* The problem: Among the entries, which lines carry the string "showed"? Copy each of them.
* BEGIN Exercise data *
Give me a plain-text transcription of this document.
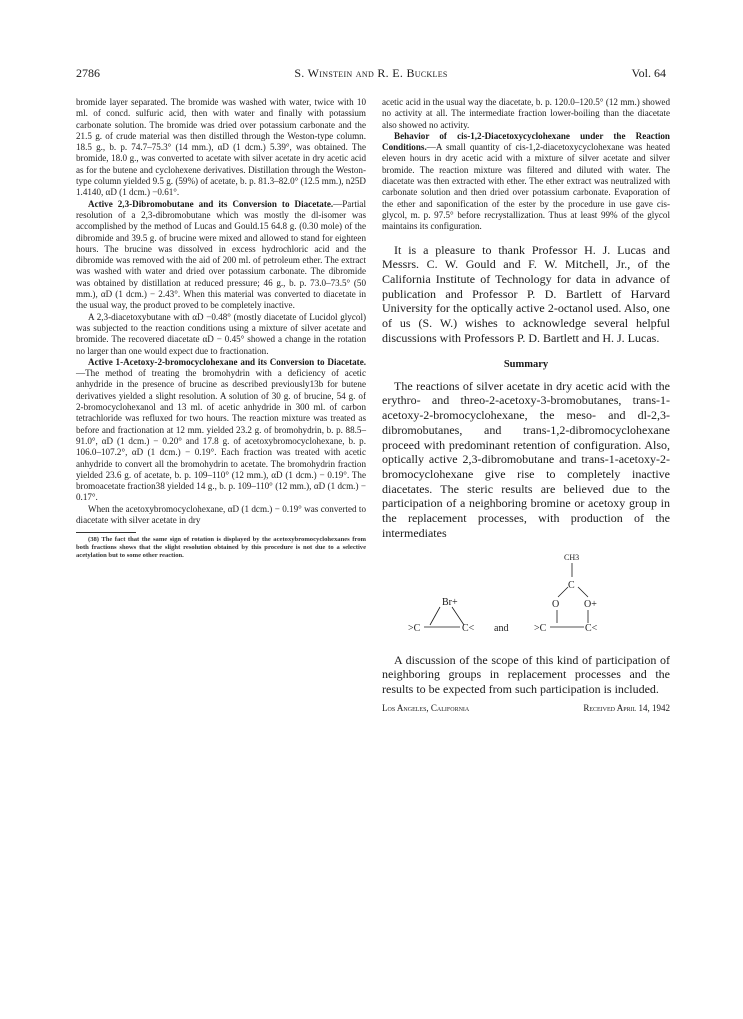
2786	S. Winstein and R. E. Buckles	Vol. 64

bromide layer separated. The bromide was washed with water, twice with 10 ml. of concd. sulfuric acid, then with water and finally with potassium carbonate solution. The bromide was dried over potassium carbonate and the 21.5 g. of crude material was then distilled through the Weston-type column. 18.5 g., b. p. 74.7–75.3° (14 mm.), αD (1 dcm.) 5.39°, was obtained. The bromide, 18.0 g., was converted to acetate with silver acetate in dry acetic acid as for the butene and cyclohexene derivatives. Distillation through the Weston-type column yielded 9.5 g. (59%) of acetate, b. p. 81.3–82.0° (12.5 mm.), n25D 1.4140, αD (1 dcm.) −0.61°.

Active 2,3-Dibromobutane and its Conversion to Diacetate.—Partial resolution of a 2,3-dibromobutane which was mostly the dl-isomer was accomplished by the method of Lucas and Gould.15 64.8 g. (0.30 mole) of the dibromide and 39.5 g. of brucine were mixed and allowed to stand for eighteen hours. The brucine was dissolved in excess hydrochloric acid and the dibromide was removed with the aid of 200 ml. of petroleum ether. The extract was washed with water and dried over potassium carbonate. The dibromide was obtained by distillation at reduced pressure; 46 g., b. p. 73.0–73.5° (50 mm.), αD (1 dcm.) − 2.43°. When this material was converted to diacetate in the usual way, the product proved to be completely inactive.

A 2,3-diacetoxybutane with αD −0.48° (mostly diacetate of Lucidol glycol) was subjected to the reaction conditions using a mixture of silver acetate and bromide. The recovered diacetate αD − 0.45° showed a change in the rotation no larger than one would expect due to fractionation.

Active 1-Acetoxy-2-bromocyclohexane and its Conversion to Diacetate.—The method of treating the bromohydrin with a deficiency of acetic anhydride in the presence of brucine as described previously13b for butene derivatives yielded a slight resolution. A solution of 30 g. of brucine, 54 g. of 2-bromocyclohexanol and 13 ml. of acetic anhydride in 300 ml. of carbon tetrachloride was refluxed for two hours. The reaction mixture was treated as before and fractionation at 12 mm. yielded 23.2 g. of bromohydrin, b. p. 88.5–91.0°, αD (1 dcm.) − 0.20° and 17.8 g. of acetoxybromocyclohexane, b. p. 106.0–107.2°, αD (1 dcm.) − 0.19°. Each fraction was treated with acetic anhydride to convert all the bromohydrin to acetate. The bromohydrin fraction yielded 23.6 g. of acetate, b. p. 109–110° (12 mm.), αD (1 dcm.) − 0.19°. The bromoacetate fraction38 yielded 14 g., b. p. 109–110° (12 mm.), αD (1 dcm.) − 0.17°.

When the acetoxybromocyclohexane, αD (1 dcm.) − 0.19° was converted to diacetate with silver acetate in dry

(38) The fact that the same sign of rotation is displayed by the acetoxybromocyclohexanes from both fractions shows that the slight resolution obtained by this procedure is not due to a selective acetylation but to some other reaction.

acetic acid in the usual way the diacetate, b. p. 120.0–120.5° (12 mm.) showed no activity at all. The intermediate fraction lower-boiling than the diacetate also showed no activity.

Behavior of cis-1,2-Diacetoxycyclohexane under the Reaction Conditions.—A small quantity of cis-1,2-diacetoxycyclohexane was heated eleven hours in dry acetic acid with a mixture of silver acetate and silver bromide. The reaction mixture was filtered and diluted with water. The diacetate was then extracted with ether. The ether extract was neutralized with carbonate solution and then dried over potassium carbonate. Evaporation of the ether and saponification of the ester by the procedure in use gave cis-glycol, m. p. 97.5° before recrystallization. Thus at least 99% of the glycol maintains its configuration.

It is a pleasure to thank Professor H. J. Lucas and Messrs. C. W. Gould and F. W. Mitchell, Jr., of the California Institute of Technology for data in advance of publication and Professor P. D. Bartlett of Harvard University for the optically active 2-octanol used. Also, one of us (S. W.) wishes to acknowledge several helpful discussions with Professors P. D. Bartlett and H. J. Lucas.

Summary

The reactions of silver acetate in dry acetic acid with the erythro- and threo-2-acetoxy-3-bromobutanes, trans-1-acetoxy-2-bromocyclohexane, the meso- and dl-2,3-dibromobutanes, and trans-1,2-dibromocyclohexane proceed with predominant retention of configuration. Also, optically active 2,3-dibromobutane and trans-1-acetoxy-2-bromocyclohexane give rise to completely inactive diacetates. The steric results are believed due to the participation of a neighboring bromine or acetoxy group in the replacement processes, with production of the intermediates

Br+
>C	C< and
CH3
C
O O+
>C	C<

A discussion of the scope of this kind of participation of neighboring groups in replacement processes and the results to be expected from such participation is included.

Los Angeles, California	Received April 14, 1942
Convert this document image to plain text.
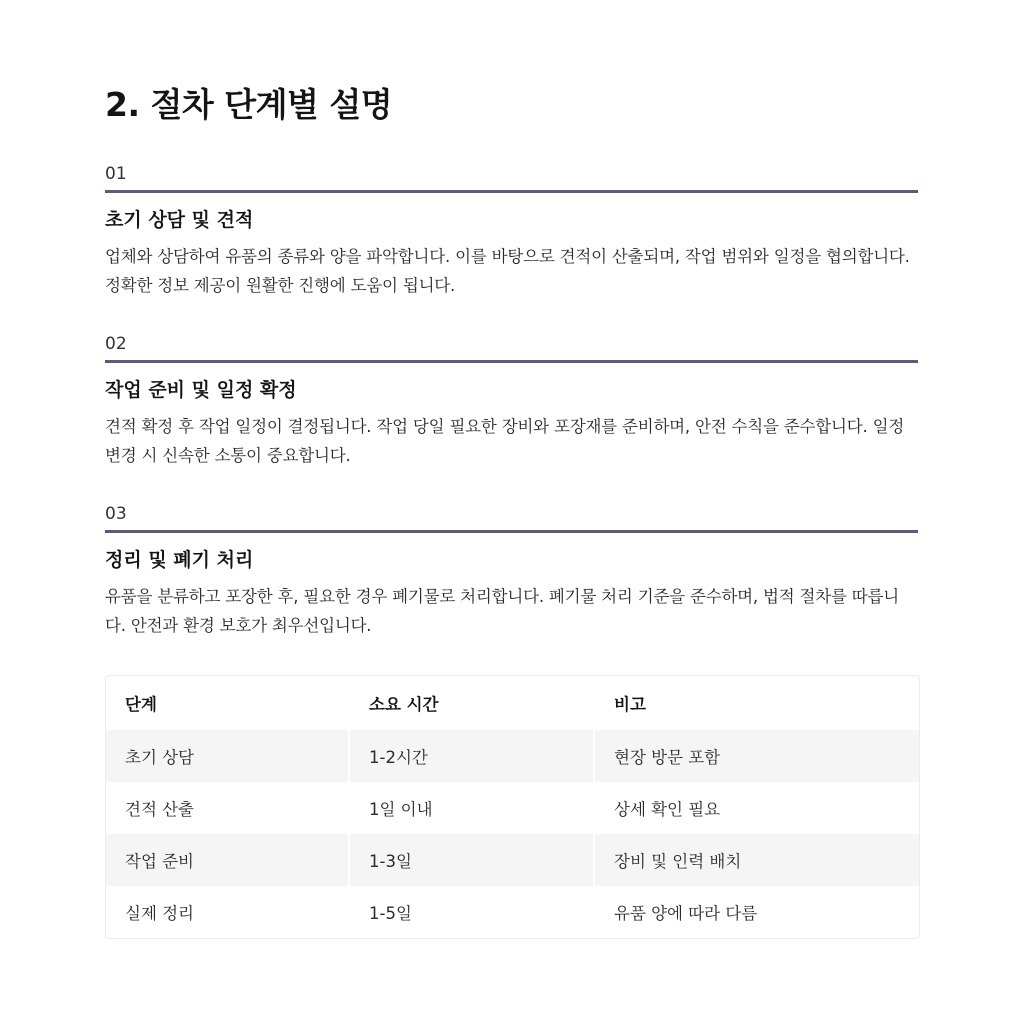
2. 절차 단계별 설명
01
초기 상담 및 견적
업체와 상담하여 유품의 종류와 양을 파악합니다. 이를 바탕으로 견적이 산출되며, 작업 범위와 일정을 협의합니다. 정확한 정보 제공이 원활한 진행에 도움이 됩니다.
02
작업 준비 및 일정 확정
견적 확정 후 작업 일정이 결정됩니다. 작업 당일 필요한 장비와 포장재를 준비하며, 안전 수칙을 준수합니다. 일정 변경 시 신속한 소통이 중요합니다.
03
정리 및 폐기 처리
유품을 분류하고 포장한 후, 필요한 경우 폐기물로 처리합니다. 폐기물 처리 기준을 준수하며, 법적 절차를 따릅니다. 안전과 환경 보호가 최우선입니다.
단계	소요 시간	비고
초기 상담	1-2시간	현장 방문 포함
견적 산출	1일 이내	상세 확인 필요
작업 준비	1-3일	장비 및 인력 배치
실제 정리	1-5일	유품 양에 따라 다름
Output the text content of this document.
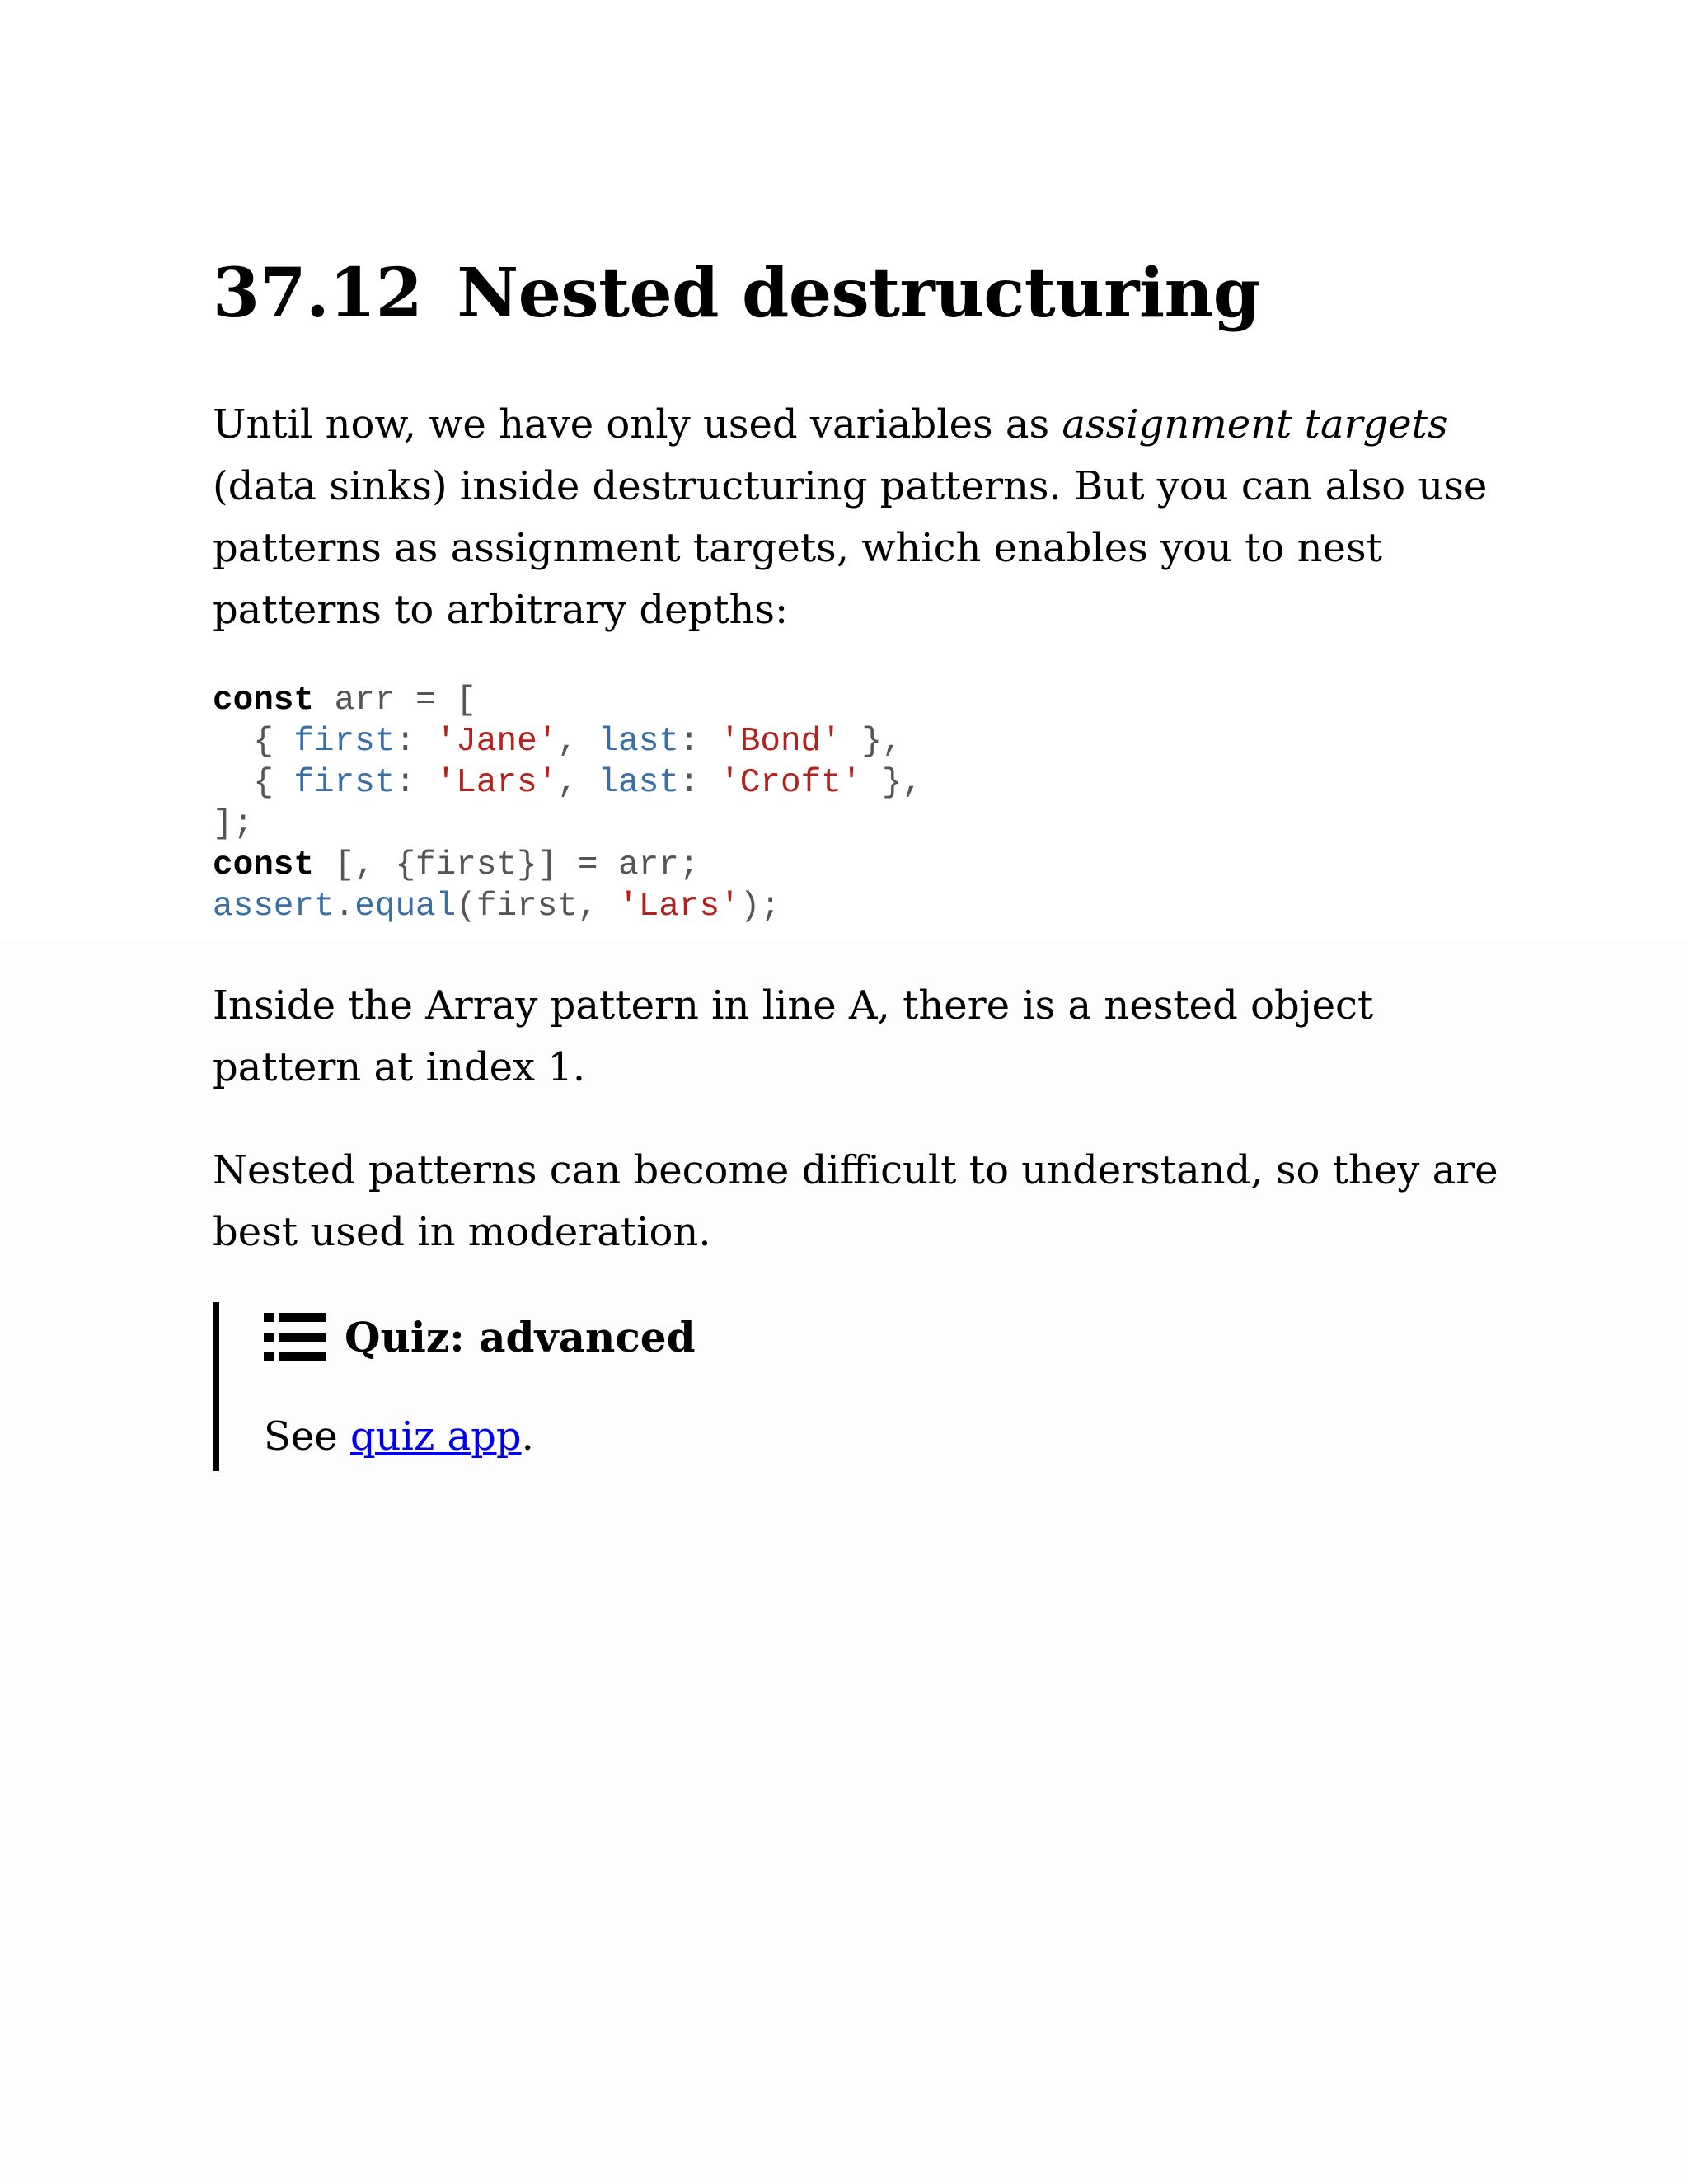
37.12 Nested destructuring

Until now, we have only used variables as assignment targets (data sinks) inside destructuring patterns. But you can also use patterns as assignment targets, which enables you to nest patterns to arbitrary depths:

const arr = [
{ first: 'Jane', last: 'Bond' },
{ first: 'Lars', last: 'Croft' },
];
const [, {first}] = arr;
assert.equal(first, 'Lars');

Inside the Array pattern in line A, there is a nested object pattern at index 1.

Nested patterns can become difficult to understand, so they are best used in moderation.

Quiz: advanced
See quiz app.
* END Exercise data *
* Output of the exercise:
A 2,3-diacetoxybutane with αD −0.48° (mostly diacetate of Lucidol glycol) was subjected to the reaction conditions using a mixture of silver acetate and bromide. The recovered diacetate αD − 0.45° showed a change in the rotation no larger than one would expect due to fractionation.
acetic acid in the usual way the diacetate, b. p. 120.0–120.5° (12 mm.) showed no activity at all. The intermediate fraction lower-boiling than the diacetate also showed no activity.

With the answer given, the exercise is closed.